Copy out each line that includes the word "DEPARTMENT".

* * * * * * * * *

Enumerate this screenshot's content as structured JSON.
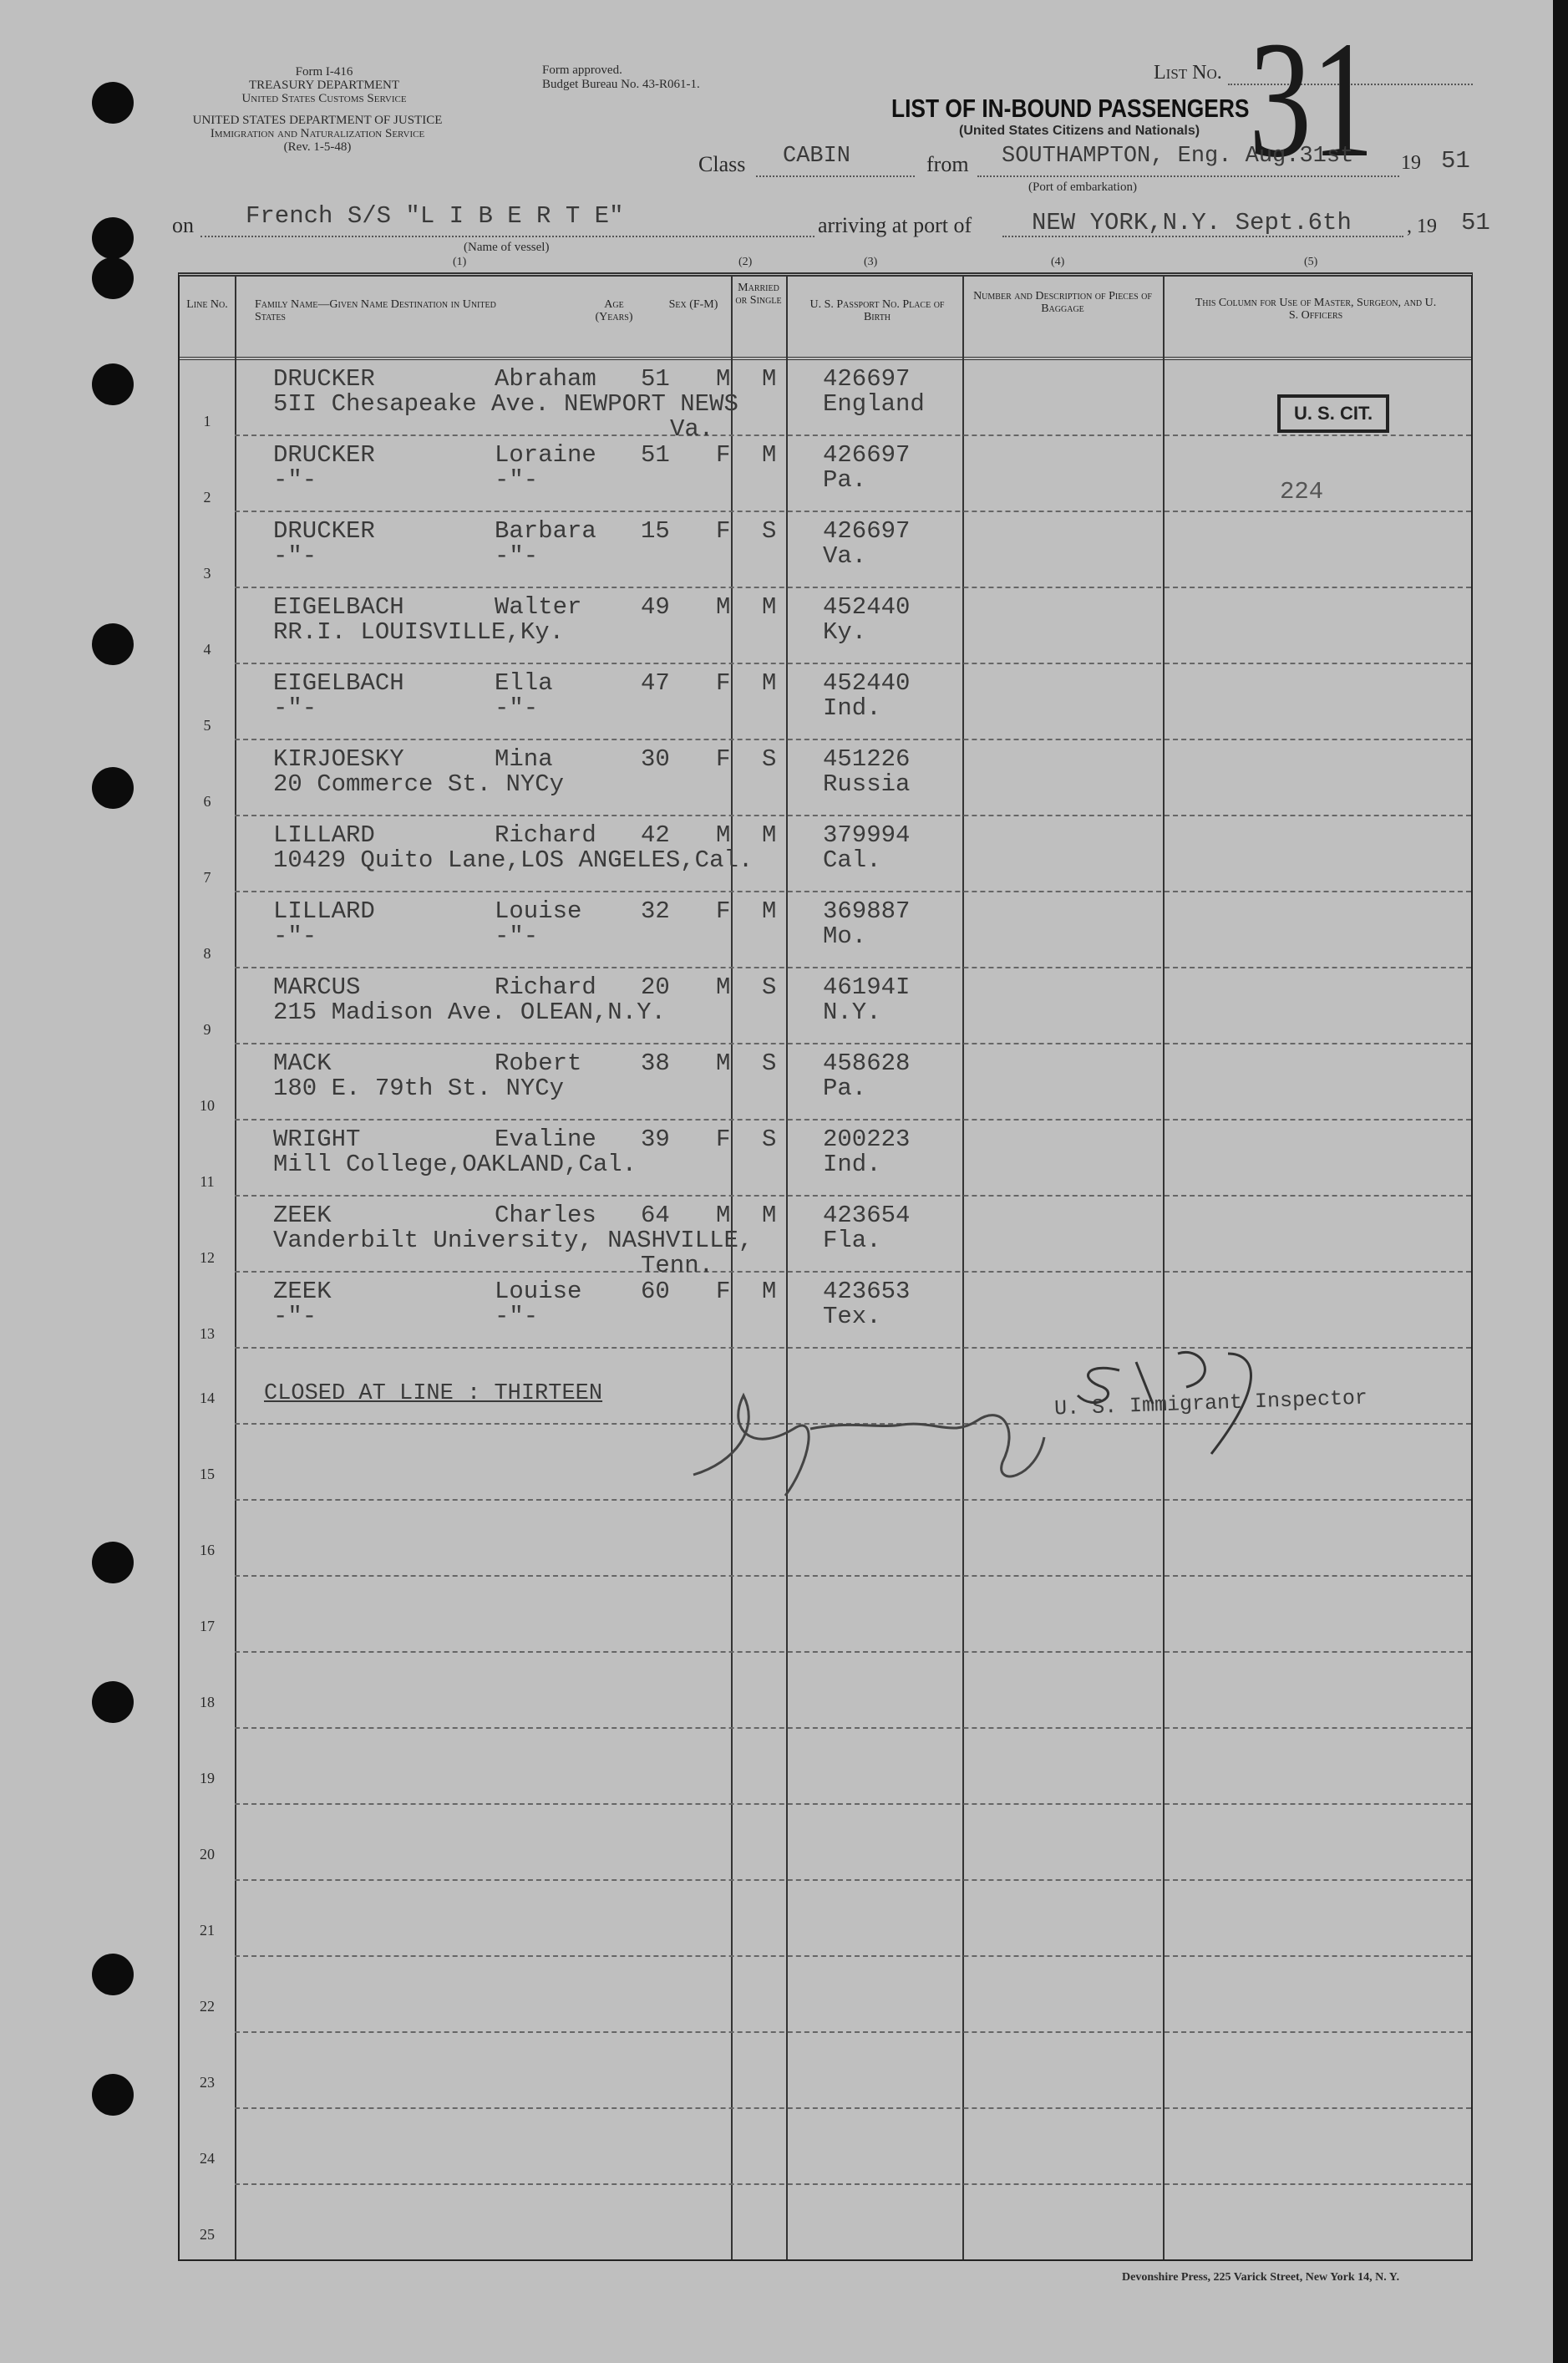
{
  "header": {
    "form_number": "Form I-416",
    "dept1": "TREASURY DEPARTMENT",
    "dept1_sub": "United States Customs Service",
    "dept2": "UNITED STATES DEPARTMENT OF JUSTICE",
    "dept2_sub": "Immigration and Naturalization Service",
    "revision": "(Rev. 1-5-48)",
    "approval": "Form approved.",
    "budget": "Budget Bureau No. 43-R061-1.",
    "list_no_label": "List No.",
    "list_no_value": "31",
    "title": "LIST OF IN-BOUND PASSENGERS",
    "subtitle": "(United States Citizens and Nationals)",
    "class_label": "Class",
    "class_value": "CABIN",
    "from_label": "from",
    "from_value": "SOUTHAMPTON, Eng. Aug.31st",
    "from_year_label": "19",
    "from_year": "51",
    "port_caption": "(Port of embarkation)",
    "on_label": "on",
    "vessel": "French S/S \"L I B E R T E\"",
    "vessel_caption": "(Name of vessel)",
    "arriving_label": "arriving at port of",
    "arrival_value": "NEW YORK,N.Y. Sept.6th",
    "arrival_year_label": ", 19",
    "arrival_year": "51"
  },
  "columns": {
    "numbers": [
      "(1)",
      "(2)",
      "(3)",
      "(4)",
      "(5)"
    ],
    "line_no": "Line No.",
    "name": "Family Name—Given Name Destination in United States",
    "age": "Age (Years)",
    "sex": "Sex (F-M)",
    "married": "Married or Single",
    "passport": "U. S. Passport No. Place of Birth",
    "baggage": "Number and Description of Pieces of Baggage",
    "officers": "This Column for Use of Master, Surgeon, and U. S. Officers"
  },
  "passengers": [
    {
      "line": "1",
      "surname": "DRUCKER",
      "given": "Abraham",
      "age": "51",
      "sex": "M",
      "marital": "M",
      "passport": "426697",
      "birthplace": "England",
      "dest": "5II Chesapeake Ave. NEWPORT NEWS",
      "dest2": "Va."
    },
    {
      "line": "2",
      "surname": "DRUCKER",
      "given": "Loraine",
      "age": "51",
      "sex": "F",
      "marital": "M",
      "passport": "426697",
      "birthplace": "Pa.",
      "dest": "-\"-",
      "given2": "-\"-"
    },
    {
      "line": "3",
      "surname": "DRUCKER",
      "given": "Barbara",
      "age": "15",
      "sex": "F",
      "marital": "S",
      "passport": "426697",
      "birthplace": "Va.",
      "dest": "-\"-",
      "given2": "-\"-"
    },
    {
      "line": "4",
      "surname": "EIGELBACH",
      "given": "Walter",
      "age": "49",
      "sex": "M",
      "marital": "M",
      "passport": "452440",
      "birthplace": "Ky.",
      "dest": "RR.I. LOUISVILLE,Ky."
    },
    {
      "line": "5",
      "surname": "EIGELBACH",
      "given": "Ella",
      "age": "47",
      "sex": "F",
      "marital": "M",
      "passport": "452440",
      "birthplace": "Ind.",
      "dest": "-\"-",
      "given2": "-\"-"
    },
    {
      "line": "6",
      "surname": "KIRJOESKY",
      "given": "Mina",
      "age": "30",
      "sex": "F",
      "marital": "S",
      "passport": "451226",
      "birthplace": "Russia",
      "dest": "20 Commerce St. NYCy"
    },
    {
      "line": "7",
      "surname": "LILLARD",
      "given": "Richard",
      "age": "42",
      "sex": "M",
      "marital": "M",
      "passport": "379994",
      "birthplace": "Cal.",
      "dest": "10429 Quito Lane,LOS ANGELES,Cal."
    },
    {
      "line": "8",
      "surname": "LILLARD",
      "given": "Louise",
      "age": "32",
      "sex": "F",
      "marital": "M",
      "passport": "369887",
      "birthplace": "Mo.",
      "dest": "-\"-",
      "given2": "-\"-"
    },
    {
      "line": "9",
      "surname": "MARCUS",
      "given": "Richard",
      "age": "20",
      "sex": "M",
      "marital": "S",
      "passport": "46194I",
      "birthplace": "N.Y.",
      "dest": "215 Madison Ave. OLEAN,N.Y."
    },
    {
      "line": "10",
      "surname": "MACK",
      "given": "Robert",
      "age": "38",
      "sex": "M",
      "marital": "S",
      "passport": "458628",
      "birthplace": "Pa.",
      "dest": "180 E. 79th St. NYCy"
    },
    {
      "line": "11",
      "surname": "WRIGHT",
      "given": "Evaline",
      "age": "39",
      "sex": "F",
      "marital": "S",
      "passport": "200223",
      "birthplace": "Ind.",
      "dest": "Mill College,OAKLAND,Cal."
    },
    {
      "line": "12",
      "surname": "ZEEK",
      "given": "Charles",
      "age": "64",
      "sex": "M",
      "marital": "M",
      "passport": "423654",
      "birthplace": "Fla.",
      "dest": "Vanderbilt University, NASHVILLE,",
      "dest2": "Tenn."
    },
    {
      "line": "13",
      "surname": "ZEEK",
      "given": "Louise",
      "age": "60",
      "sex": "F",
      "marital": "M",
      "passport": "423653",
      "birthplace": "Tex.",
      "dest": "-\"-",
      "given2": "-\"-"
    }
  ],
  "empty_lines": [
    "14",
    "15",
    "16",
    "17",
    "18",
    "19",
    "20",
    "21",
    "22",
    "23",
    "24",
    "25"
  ],
  "stamp": "U. S. CIT.",
  "officer_note": "224",
  "closed_text": "CLOSED AT LINE : THIRTEEN",
  "inspector_label": "U. S. Immigrant Inspector",
  "printer": "Devonshire Press, 225 Varick Street, New York 14, N. Y."
}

* * * * * * * * *

▸ **RESULT OF THE EXERCISE**:
    "dept1": "TREASURY DEPARTMENT",
    "dept2": "UNITED STATES DEPARTMENT OF JUSTICE",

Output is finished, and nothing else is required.